----- Information shown

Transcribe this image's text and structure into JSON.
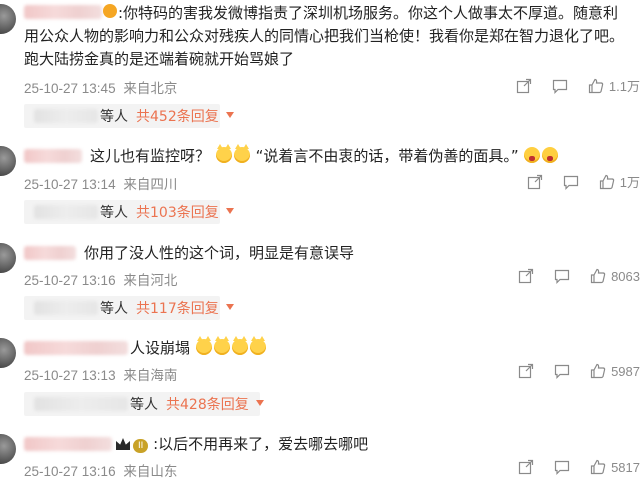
{
  "colors": {
    "accent": "#eb7350",
    "meta": "#8a8a8a",
    "reply_bg": "#f3f3f3"
  },
  "comments": [
    {
      "text": ":你特码的害我发微博指责了深圳机场服务。你这个人做事太不厚道。随意利用公众人物的影响力和公众对残疾人的同情心把我们当枪使！我看你是郑在智力退化了吧。跑大陆捞金真的是还端着碗就开始骂娘了",
      "time": "25-10-27 13:45",
      "location": "来自北京",
      "likes": "1.1万",
      "reply_who": "等人",
      "reply_count": "共452条回复"
    },
    {
      "text_a": "这儿也有监控呀？",
      "text_b": "“说着言不由衷的话，带着伪善的面具。”",
      "time": "25-10-27 13:14",
      "location": "来自四川",
      "likes": "1万",
      "reply_who": "等人",
      "reply_count": "共103条回复"
    },
    {
      "text": "你用了没人性的这个词，明显是有意误导",
      "time": "25-10-27 13:16",
      "location": "来自河北",
      "likes": "8063",
      "reply_who": "等人",
      "reply_count": "共117条回复"
    },
    {
      "text": "人设崩塌",
      "time": "25-10-27 13:13",
      "location": "来自海南",
      "likes": "5987",
      "reply_who": "等人",
      "reply_count": "共428条回复"
    },
    {
      "badge": "II",
      "text": ":以后不用再来了，爱去哪去哪吧",
      "time": "25-10-27 13:16",
      "location": "来自山东",
      "likes": "5817"
    }
  ],
  "icons": {
    "share": "share-icon",
    "comment": "comment-icon",
    "like": "thumbs-up-icon",
    "emoji_cat": "cat-face-emoji",
    "emoji_shock": "screaming-face-emoji",
    "crown": "crown-icon",
    "status": "sun-badge-icon"
  }
}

----------

▸ Work to do: Set the listing down in full and exactly. Pictures within it should not appear in the copy.

▸ Answer to the problem:
Transcribe this image's text and structure into JSON.
{
  "colors": {
    "accent": "#eb7350",
    "meta": "#8a8a8a",
    "reply_bg": "#f3f3f3"
  },
  "comments": [
    {
      "text": ":你特码的害我发微博指责了深圳机场服务。你这个人做事太不厚道。随意利用公众人物的影响力和公众对残疾人的同情心把我们当枪使！我看你是郑在智力退化了吧。跑大陆捞金真的是还端着碗就开始骂娘了",
      "time": "25-10-27 13:45",
      "location": "来自北京",
      "likes": "1.1万",
      "reply_who": "等人",
      "reply_count": "共452条回复"
    },
    {
      "text_a": "这儿也有监控呀？",
      "text_b": "“说着言不由衷的话，带着伪善的面具。”",
      "time": "25-10-27 13:14",
      "location": "来自四川",
      "likes": "1万",
      "reply_who": "等人",
      "reply_count": "共103条回复"
    },
    {
      "text": "你用了没人性的这个词，明显是有意误导",
      "time": "25-10-27 13:16",
      "location": "来自河北",
      "likes": "8063",
      "reply_who": "等人",
      "reply_count": "共117条回复"
    },
    {
      "text": "人设崩塌",
      "time": "25-10-27 13:13",
      "location": "来自海南",
      "likes": "5987",
      "reply_who": "等人",
      "reply_count": "共428条回复"
    },
    {
      "badge": "II",
      "text": ":以后不用再来了，爱去哪去哪吧",
      "time": "25-10-27 13:16",
      "location": "来自山东",
      "likes": "5817"
    }
  ],
  "icons": {
    "share": "share-icon",
    "comment": "comment-icon",
    "like": "thumbs-up-icon",
    "emoji_cat": "cat-face-emoji",
    "emoji_shock": "screaming-face-emoji",
    "crown": "crown-icon",
    "status": "sun-badge-icon"
  }
}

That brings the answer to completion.